What to produce » Select from the data all lines with the word "life".

>> begin Extracted data

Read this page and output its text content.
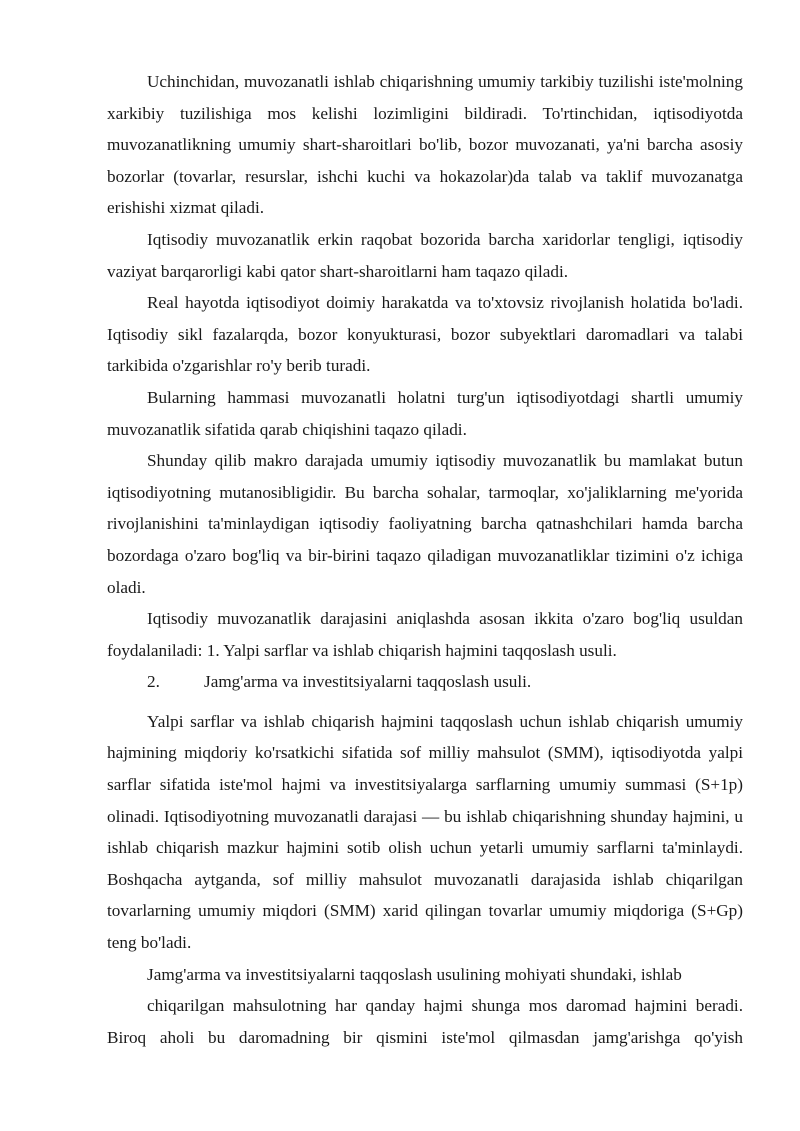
Uchinchidan, muvozanatli ishlab chiqarishning umumiy tarkibiy tuzilishi iste'molning xarkibiy tuzilishiga mos kelishi lozimligini bildiradi. To'rtinchidan, iqtisodiyotda muvozanatlikning umumiy shart-sharoitlari bo'lib, bozor muvozanati, ya'ni barcha asosiy bozorlar (tovarlar, resurslar, ishchi kuchi va hokazolar)da talab va taklif muvozanatga erishishi xizmat qiladi.

Iqtisodiy muvozanatlik erkin raqobat bozorida barcha xaridorlar tengligi, iqtisodiy vaziyat barqarorligi kabi qator shart-sharoitlarni ham taqazo qiladi.

Real hayotda iqtisodiyot doimiy harakatda va to'xtovsiz rivojlanish holatida bo'ladi. Iqtisodiy sikl fazalarqda, bozor konyukturasi, bozor subyektlari daromadlari va talabi tarkibida o'zgarishlar ro'y berib turadi.

Bularning hammasi muvozanatli holatni turg'un iqtisodiyotdagi shartli umumiy muvozanatlik sifatida qarab chiqishini taqazo qiladi.

Shunday qilib makro darajada umumiy iqtisodiy muvozanatlik bu mamlakat butun iqtisodiyotning mutanosibligidir. Bu barcha sohalar, tarmoqlar, xo'jaliklarning me'yorida rivojlanishini ta'minlaydigan iqtisodiy faoliyatning barcha qatnashchilari hamda barcha bozordaga o'zaro bog'liq va bir-birini taqazo qiladigan muvozanatliklar tizimini o'z ichiga oladi.

Iqtisodiy muvozanatlik darajasini aniqlashda asosan ikkita o'zaro bog'liq usuldan foydalaniladi: 1. Yalpi sarflar va ishlab chiqarish hajmini taqqoslash usuli.

2.	Jamg'arma va investitsiyalarni taqqoslash usuli.

Yalpi sarflar va ishlab chiqarish hajmini taqqoslash uchun ishlab chiqarish umumiy hajmining miqdoriy ko'rsatkichi sifatida sof milliy mahsulot (SMM), iqtisodiyotda yalpi sarflar sifatida iste'mol hajmi va investitsiyalarga sarflarning umumiy summasi (S+1p) olinadi. Iqtisodiyotning muvozanatli darajasi — bu ishlab chiqarishning shunday hajmini, u ishlab chiqarish mazkur hajmini sotib olish uchun yetarli umumiy sarflarni ta'minlaydi. Boshqacha aytganda, sof milliy mahsulot muvozanatli darajasida ishlab chiqarilgan tovarlarning umumiy miqdori (SMM) xarid qilingan tovarlar umumiy miqdoriga (S+Gp) teng bo'ladi.

Jamg'arma va investitsiyalarni taqqoslash usulining mohiyati shundaki, ishlab

chiqarilgan mahsulotning har qanday hajmi shunga mos daromad hajmini beradi. Biroq aholi bu daromadning bir qismini iste'mol qilmasdan jamg'arishga qo'yish
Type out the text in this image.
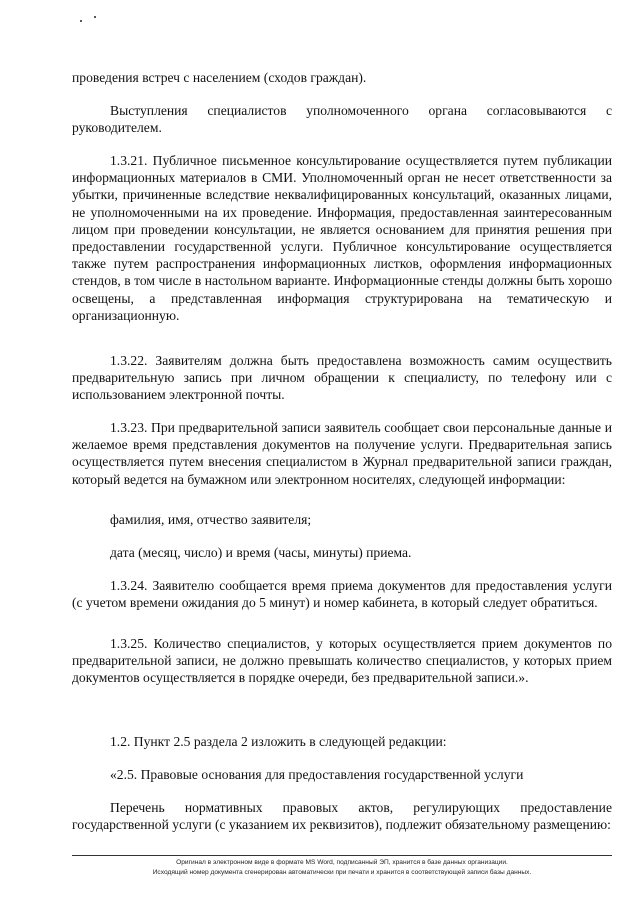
проведения встреч с населением (сходов граждан).

Выступления специалистов уполномоченного органа согласовываются с руководителем.

1.3.21. Публичное письменное консультирование осуществляется путем публикации информационных материалов в СМИ. Уполномоченный орган не несет ответственности за убытки, причиненные вследствие неквалифицированных консультаций, оказанных лицами, не уполномоченными на их проведение. Информация, предоставленная заинтересованным лицом при проведении консультации, не является основанием для принятия решения при предоставлении государственной услуги. Публичное консультирование осуществляется также путем распространения информационных листков, оформления информационных стендов, в том числе в настольном варианте. Информационные стенды должны быть хорошо освещены, а представленная информация структурирована на тематическую и организационную.

1.3.22. Заявителям должна быть предоставлена возможность самим осуществить предварительную запись при личном обращении к специалисту, по телефону или с использованием электронной почты.

1.3.23. При предварительной записи заявитель сообщает свои персональные данные и желаемое время представления документов на получение услуги. Предварительная запись осуществляется путем внесения специалистом в Журнал предварительной записи граждан, который ведется на бумажном или электронном носителях, следующей информации:

фамилия, имя, отчество заявителя;

дата (месяц, число) и время (часы, минуты) приема.

1.3.24. Заявителю сообщается время приема документов для предоставления услуги (с учетом времени ожидания до 5 минут) и номер кабинета, в который следует обратиться.

1.3.25. Количество специалистов, у которых осуществляется прием документов по предварительной записи, не должно превышать количество специалистов, у которых прием документов осуществляется в порядке очереди, без предварительной записи.».

1.2. Пункт 2.5 раздела 2 изложить в следующей редакции:

«2.5. Правовые основания для предоставления государственной услуги

Перечень нормативных правовых актов, регулирующих предоставление государственной услуги (с указанием их реквизитов), подлежит обязательному размещению:

Оригинал в электронном виде в формате MS Word, подписанный ЭП, хранится в базе данных организации.
Исходящий номер документа сгенерирован автоматически при печати и хранится в соответствующей записи базы данных.
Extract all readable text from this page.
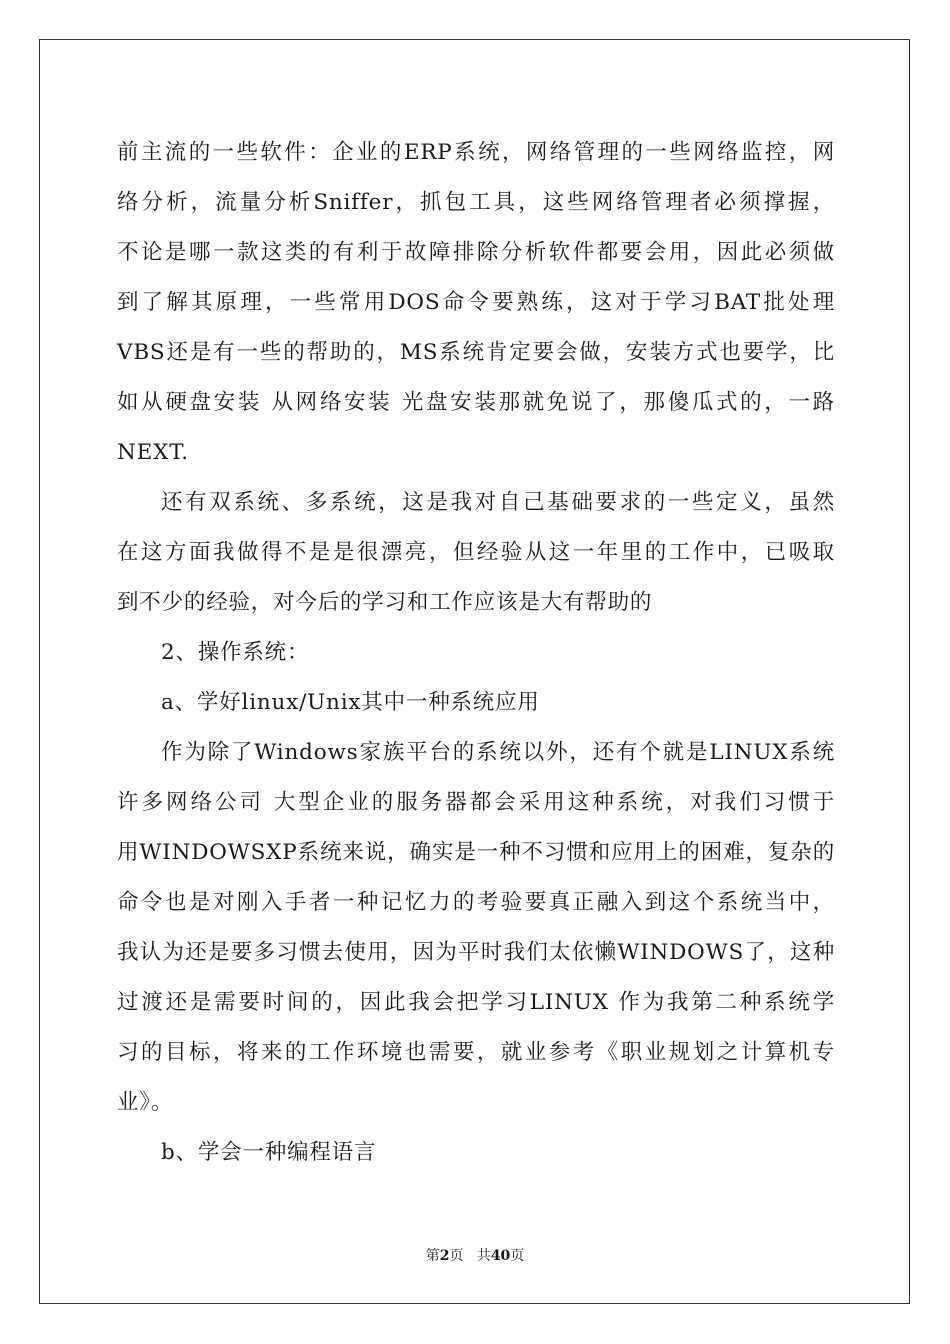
前主流的一些软件：企业的ERP系统，网络管理的一些网络监控，网
络分析，流量分析Sniffer，抓包工具，这些网络管理者必须撑握，
不论是哪一款这类的有利于故障排除分析软件都要会用，因此必须做
到了解其原理，一些常用DOS命令要熟练，这对于学习BAT批处理
VBS还是有一些的帮助的，MS系统肯定要会做，安装方式也要学，比
如从硬盘安装 从网络安装 光盘安装那就免说了，那傻瓜式的，一路
NEXT.

还有双系统、多系统，这是我对自己基础要求的一些定义，虽然
在这方面我做得不是是很漂亮，但经验从这一年里的工作中，已吸取
到不少的经验，对今后的学习和工作应该是大有帮助的

2、操作系统：

a、学好linux/Unix其中一种系统应用

作为除了Windows家族平台的系统以外，还有个就是LINUX系统
许多网络公司 大型企业的服务器都会采用这种系统，对我们习惯于
用WINDOWSXP系统来说，确实是一种不习惯和应用上的困难，复杂的
命令也是对刚入手者一种记忆力的考验要真正融入到这个系统当中，
我认为还是要多习惯去使用，因为平时我们太依懒WINDOWS了，这种
过渡还是需要时间的，因此我会把学习LINUX 作为我第二种系统学
习的目标，将来的工作环境也需要，就业参考《职业规划之计算机专
业》。

b、学会一种编程语言

第2页 共40页
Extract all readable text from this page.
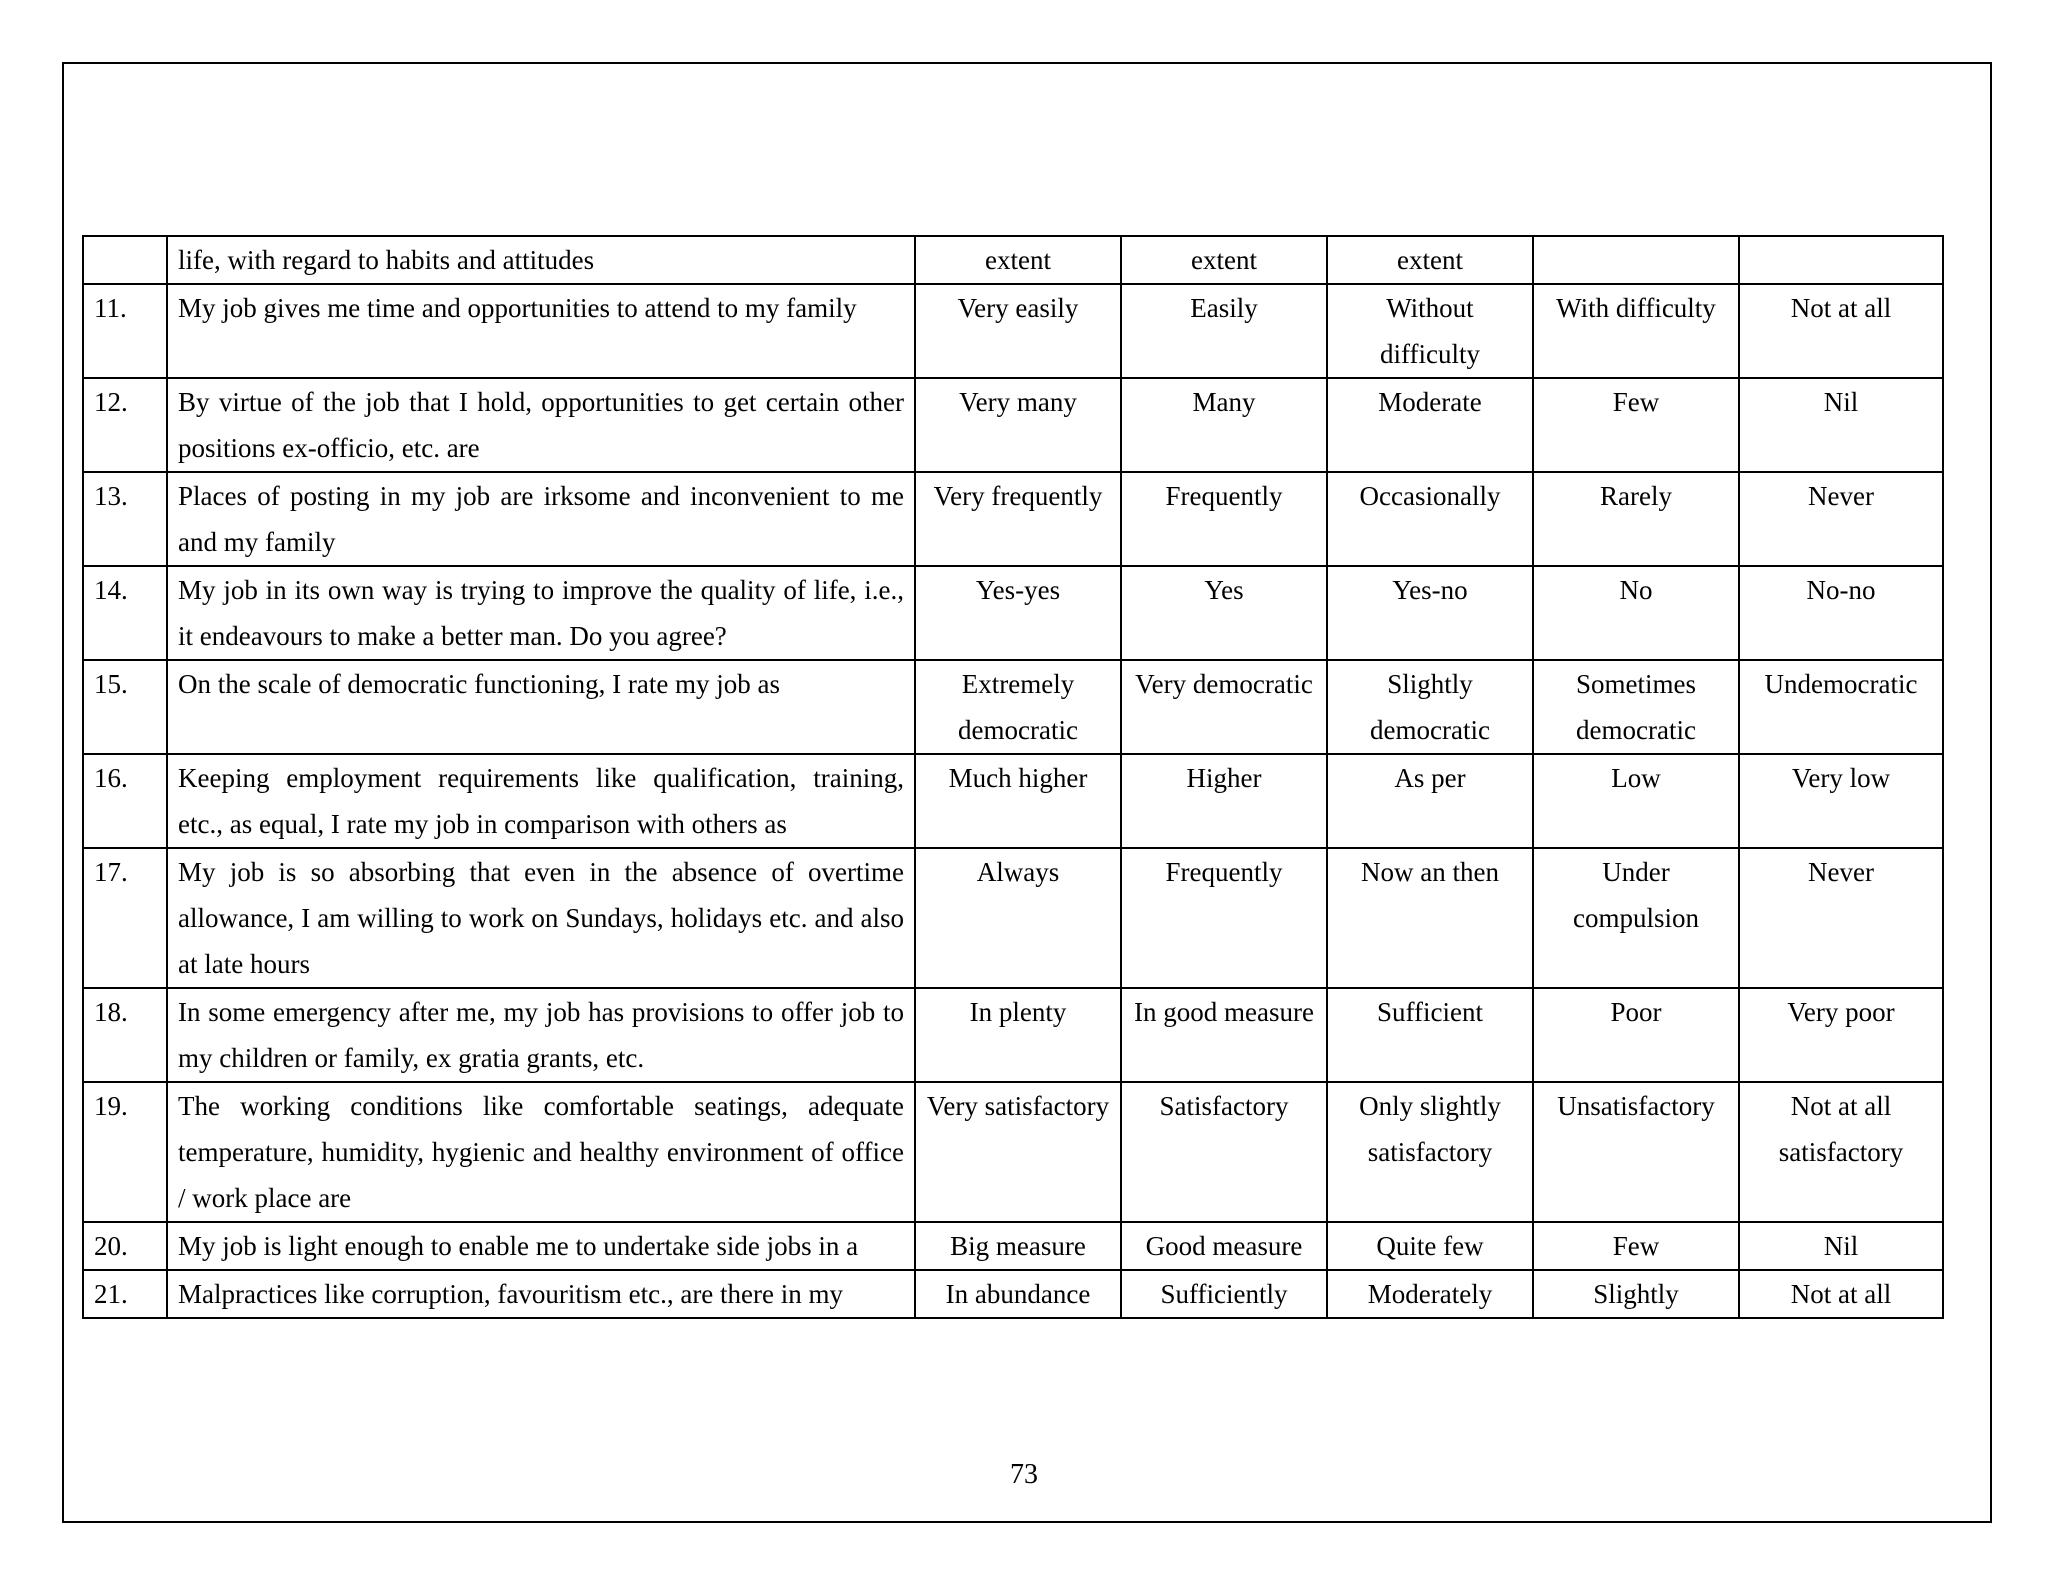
	life, with regard to habits and attitudes	extent	extent	extent		
11.	My job gives me time and opportunities to attend to my family	Very easily	Easily	Without difficulty	With difficulty	Not at all
12.	By virtue of the job that I hold, opportunities to get certain other positions ex-officio, etc. are	Very many	Many	Moderate	Few	Nil
13.	Places of posting in my job are irksome and inconvenient to me and my family	Very frequently	Frequently	Occasionally	Rarely	Never
14.	My job in its own way is trying to improve the quality of life, i.e., it endeavours to make a better man. Do you agree?	Yes-yes	Yes	Yes-no	No	No-no
15.	On the scale of democratic functioning, I rate my job as	Extremely democratic	Very democratic	Slightly democratic	Sometimes democratic	Undemocratic
16.	Keeping employment requirements like qualification, training, etc., as equal, I rate my job in comparison with others as	Much higher	Higher	As per	Low	Very low
17.	My job is so absorbing that even in the absence of overtime allowance, I am willing to work on Sundays, holidays etc. and also at late hours	Always	Frequently	Now an then	Under compulsion	Never
18.	In some emergency after me, my job has provisions to offer job to my children or family, ex gratia grants, etc.	In plenty	In good measure	Sufficient	Poor	Very poor
19.	The working conditions like comfortable seatings, adequate temperature, humidity, hygienic and healthy environment of office / work place are	Very satisfactory	Satisfactory	Only slightly satisfactory	Unsatisfactory	Not at all satisfactory
20.	My job is light enough to enable me to undertake side jobs in a	Big measure	Good measure	Quite few	Few	Nil
21.	Malpractices like corruption, favouritism etc., are there in my	In abundance	Sufficiently	Moderately	Slightly	Not at all
73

>> end Extracted data

Answer to the task »
	life, with regard to habits and attitudes	extent	extent	extent		
14.	My job in its own way is trying to improve the quality of life, i.e., it endeavours to make a better man. Do you agree?	Yes-yes	Yes	Yes-no	No	No-no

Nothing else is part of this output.